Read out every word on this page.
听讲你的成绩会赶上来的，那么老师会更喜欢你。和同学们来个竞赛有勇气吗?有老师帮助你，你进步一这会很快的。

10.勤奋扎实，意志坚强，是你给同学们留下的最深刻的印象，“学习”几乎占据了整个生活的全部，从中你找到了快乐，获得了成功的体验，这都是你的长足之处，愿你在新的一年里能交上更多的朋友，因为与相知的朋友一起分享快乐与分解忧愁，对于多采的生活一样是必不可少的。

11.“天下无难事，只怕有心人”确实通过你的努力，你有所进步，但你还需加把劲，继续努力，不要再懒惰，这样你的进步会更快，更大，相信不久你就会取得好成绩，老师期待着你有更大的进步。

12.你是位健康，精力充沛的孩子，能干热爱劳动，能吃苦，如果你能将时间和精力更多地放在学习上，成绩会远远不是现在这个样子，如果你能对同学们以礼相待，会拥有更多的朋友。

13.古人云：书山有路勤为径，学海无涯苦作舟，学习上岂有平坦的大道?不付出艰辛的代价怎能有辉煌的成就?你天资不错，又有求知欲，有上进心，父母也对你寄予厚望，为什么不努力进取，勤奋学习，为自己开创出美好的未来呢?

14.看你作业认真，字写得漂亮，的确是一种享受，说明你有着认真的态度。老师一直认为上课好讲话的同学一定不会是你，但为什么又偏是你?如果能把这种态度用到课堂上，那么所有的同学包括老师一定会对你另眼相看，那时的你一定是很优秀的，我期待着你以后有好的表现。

==

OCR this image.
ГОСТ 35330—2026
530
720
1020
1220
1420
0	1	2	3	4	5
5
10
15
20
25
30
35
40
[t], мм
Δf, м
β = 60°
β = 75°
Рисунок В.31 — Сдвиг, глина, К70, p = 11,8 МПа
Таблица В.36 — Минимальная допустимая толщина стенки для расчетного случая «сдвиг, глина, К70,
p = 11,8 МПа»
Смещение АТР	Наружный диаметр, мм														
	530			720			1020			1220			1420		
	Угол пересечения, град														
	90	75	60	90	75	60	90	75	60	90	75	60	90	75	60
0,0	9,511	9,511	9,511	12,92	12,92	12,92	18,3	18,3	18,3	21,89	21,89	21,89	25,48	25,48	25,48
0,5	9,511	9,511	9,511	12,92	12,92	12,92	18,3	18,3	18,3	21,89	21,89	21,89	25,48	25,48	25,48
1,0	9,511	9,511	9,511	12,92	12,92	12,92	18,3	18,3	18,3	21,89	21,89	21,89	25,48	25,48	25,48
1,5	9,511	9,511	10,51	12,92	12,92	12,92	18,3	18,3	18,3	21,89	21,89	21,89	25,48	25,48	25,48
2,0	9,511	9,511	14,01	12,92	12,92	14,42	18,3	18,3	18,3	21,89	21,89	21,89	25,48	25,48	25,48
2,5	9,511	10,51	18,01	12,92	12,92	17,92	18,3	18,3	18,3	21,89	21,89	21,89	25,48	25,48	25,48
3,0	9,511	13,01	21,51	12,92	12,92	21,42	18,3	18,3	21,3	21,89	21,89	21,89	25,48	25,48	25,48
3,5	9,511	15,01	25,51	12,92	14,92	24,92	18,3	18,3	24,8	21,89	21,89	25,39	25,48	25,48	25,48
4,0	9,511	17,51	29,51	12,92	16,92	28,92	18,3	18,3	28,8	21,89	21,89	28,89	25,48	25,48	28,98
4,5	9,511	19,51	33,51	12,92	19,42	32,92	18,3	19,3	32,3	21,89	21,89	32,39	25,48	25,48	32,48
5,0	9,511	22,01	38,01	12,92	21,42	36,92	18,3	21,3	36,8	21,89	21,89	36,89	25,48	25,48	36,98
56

* * *

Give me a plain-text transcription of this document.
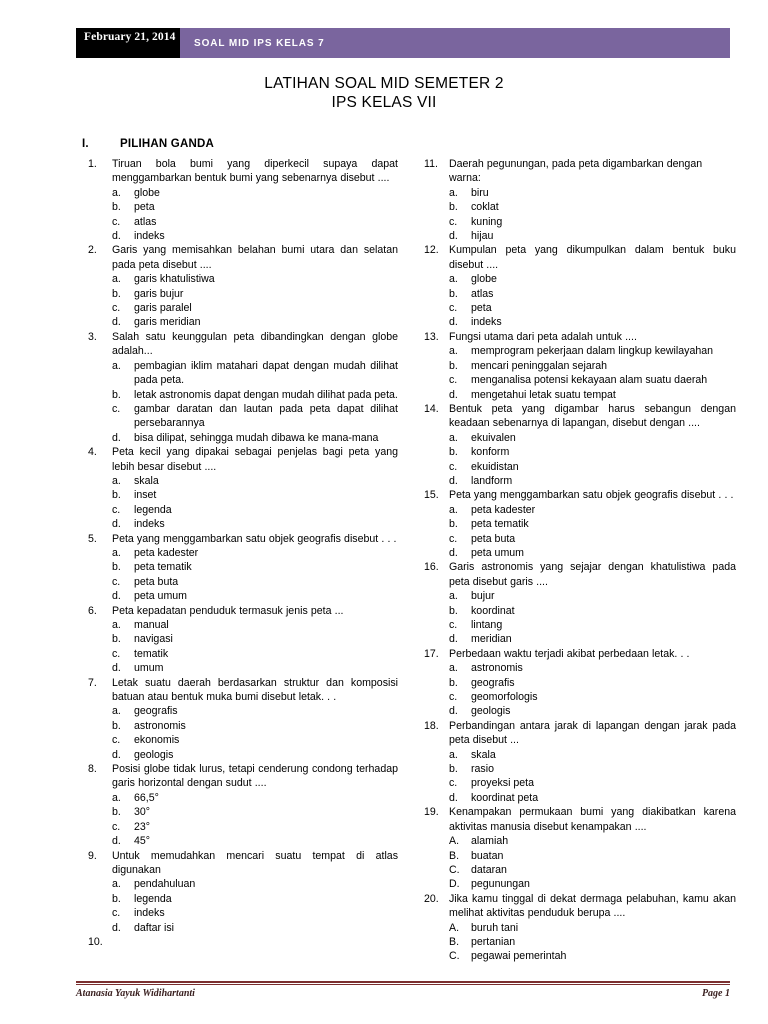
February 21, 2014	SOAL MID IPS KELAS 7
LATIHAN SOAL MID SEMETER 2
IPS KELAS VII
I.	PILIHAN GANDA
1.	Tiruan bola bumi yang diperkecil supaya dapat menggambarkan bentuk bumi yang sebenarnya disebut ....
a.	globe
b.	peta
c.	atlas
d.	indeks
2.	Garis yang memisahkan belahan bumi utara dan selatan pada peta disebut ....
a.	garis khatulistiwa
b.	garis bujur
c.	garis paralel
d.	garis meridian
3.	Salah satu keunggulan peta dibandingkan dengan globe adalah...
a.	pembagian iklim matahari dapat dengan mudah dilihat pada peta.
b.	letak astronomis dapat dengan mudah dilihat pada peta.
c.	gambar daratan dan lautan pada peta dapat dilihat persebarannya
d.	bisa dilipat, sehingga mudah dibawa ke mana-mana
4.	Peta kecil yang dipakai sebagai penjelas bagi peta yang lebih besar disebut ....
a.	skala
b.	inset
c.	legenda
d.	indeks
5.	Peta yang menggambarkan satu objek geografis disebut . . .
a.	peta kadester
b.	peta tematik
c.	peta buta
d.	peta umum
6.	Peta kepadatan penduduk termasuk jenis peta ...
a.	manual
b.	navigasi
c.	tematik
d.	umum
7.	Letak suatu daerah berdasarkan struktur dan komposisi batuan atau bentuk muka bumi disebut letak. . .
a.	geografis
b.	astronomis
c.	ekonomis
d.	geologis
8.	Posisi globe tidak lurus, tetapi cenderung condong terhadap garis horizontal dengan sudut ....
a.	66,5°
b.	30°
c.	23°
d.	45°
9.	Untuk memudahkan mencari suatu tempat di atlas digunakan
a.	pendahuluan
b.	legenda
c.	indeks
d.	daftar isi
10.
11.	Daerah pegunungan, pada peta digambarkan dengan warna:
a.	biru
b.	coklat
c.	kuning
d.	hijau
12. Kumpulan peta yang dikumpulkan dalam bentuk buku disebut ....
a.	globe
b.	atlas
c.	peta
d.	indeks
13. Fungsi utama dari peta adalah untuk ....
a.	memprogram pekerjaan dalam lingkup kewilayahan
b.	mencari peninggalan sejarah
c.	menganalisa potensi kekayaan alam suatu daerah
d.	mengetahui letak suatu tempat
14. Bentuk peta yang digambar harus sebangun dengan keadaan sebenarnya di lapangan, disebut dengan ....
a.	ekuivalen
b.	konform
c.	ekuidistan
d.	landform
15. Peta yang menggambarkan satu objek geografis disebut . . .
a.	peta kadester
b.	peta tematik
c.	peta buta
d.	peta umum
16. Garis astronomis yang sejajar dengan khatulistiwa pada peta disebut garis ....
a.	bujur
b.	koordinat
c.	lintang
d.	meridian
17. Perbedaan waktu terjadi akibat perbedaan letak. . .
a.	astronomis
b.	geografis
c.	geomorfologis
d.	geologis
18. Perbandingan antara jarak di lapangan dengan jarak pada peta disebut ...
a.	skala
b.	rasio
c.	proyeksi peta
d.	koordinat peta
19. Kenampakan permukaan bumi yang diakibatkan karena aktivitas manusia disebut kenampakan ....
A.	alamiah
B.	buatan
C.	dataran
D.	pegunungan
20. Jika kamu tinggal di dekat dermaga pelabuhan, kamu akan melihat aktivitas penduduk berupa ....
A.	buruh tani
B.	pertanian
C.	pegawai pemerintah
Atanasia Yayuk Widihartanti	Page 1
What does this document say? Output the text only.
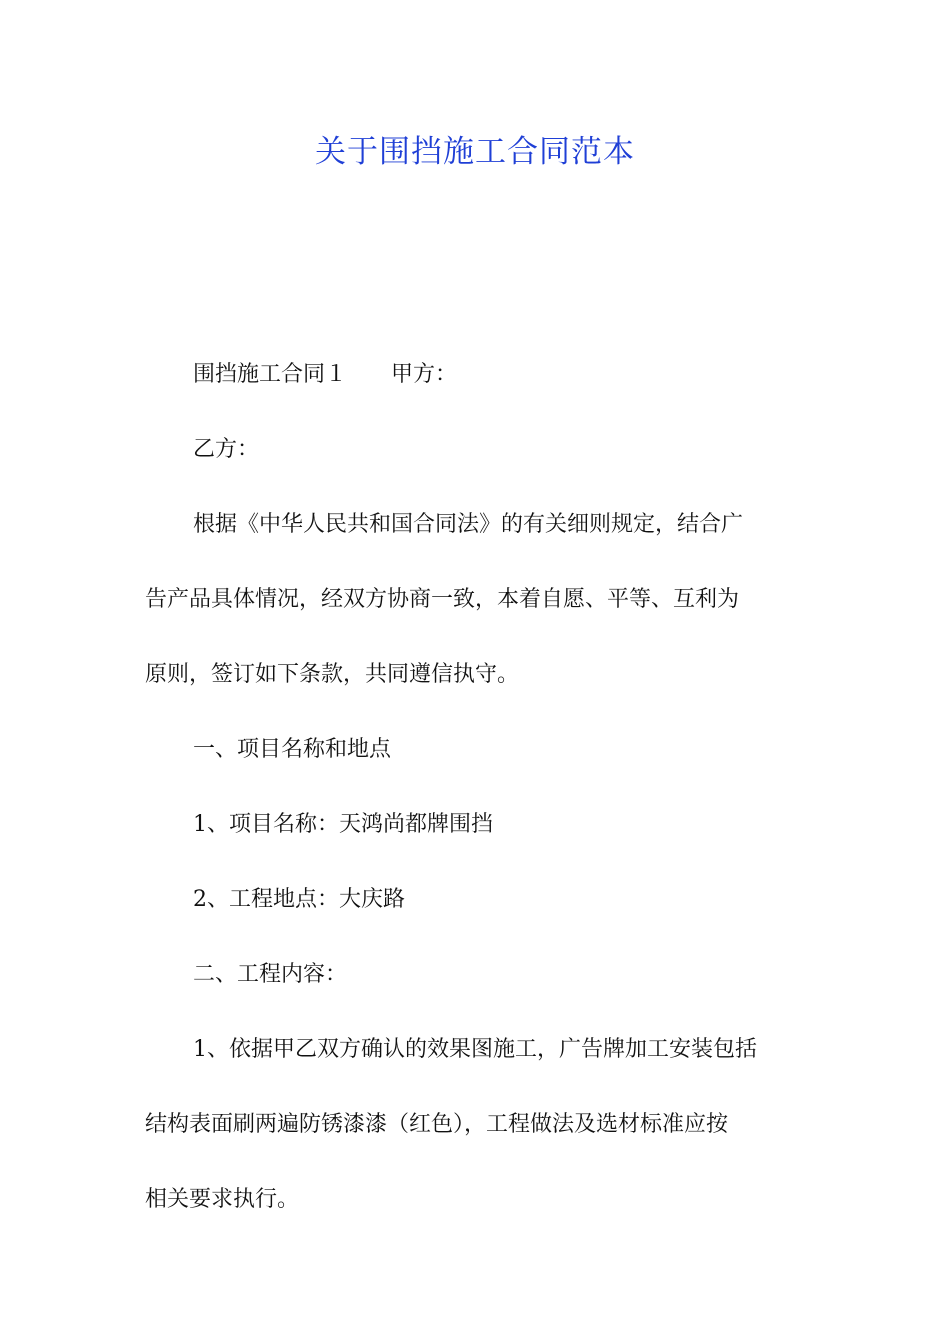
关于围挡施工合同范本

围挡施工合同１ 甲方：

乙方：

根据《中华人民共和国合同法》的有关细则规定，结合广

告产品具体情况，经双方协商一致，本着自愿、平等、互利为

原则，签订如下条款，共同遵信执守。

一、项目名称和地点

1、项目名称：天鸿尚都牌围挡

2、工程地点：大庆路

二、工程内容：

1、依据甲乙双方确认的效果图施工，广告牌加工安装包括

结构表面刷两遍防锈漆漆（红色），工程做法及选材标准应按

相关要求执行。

### Goal
Scan the listing above. Collect all lines with the word "objek".

### Solution to the problem
5.	Peta yang menggambarkan satu objek geografis disebut . . .
15. Peta yang menggambarkan satu objek geografis disebut . . .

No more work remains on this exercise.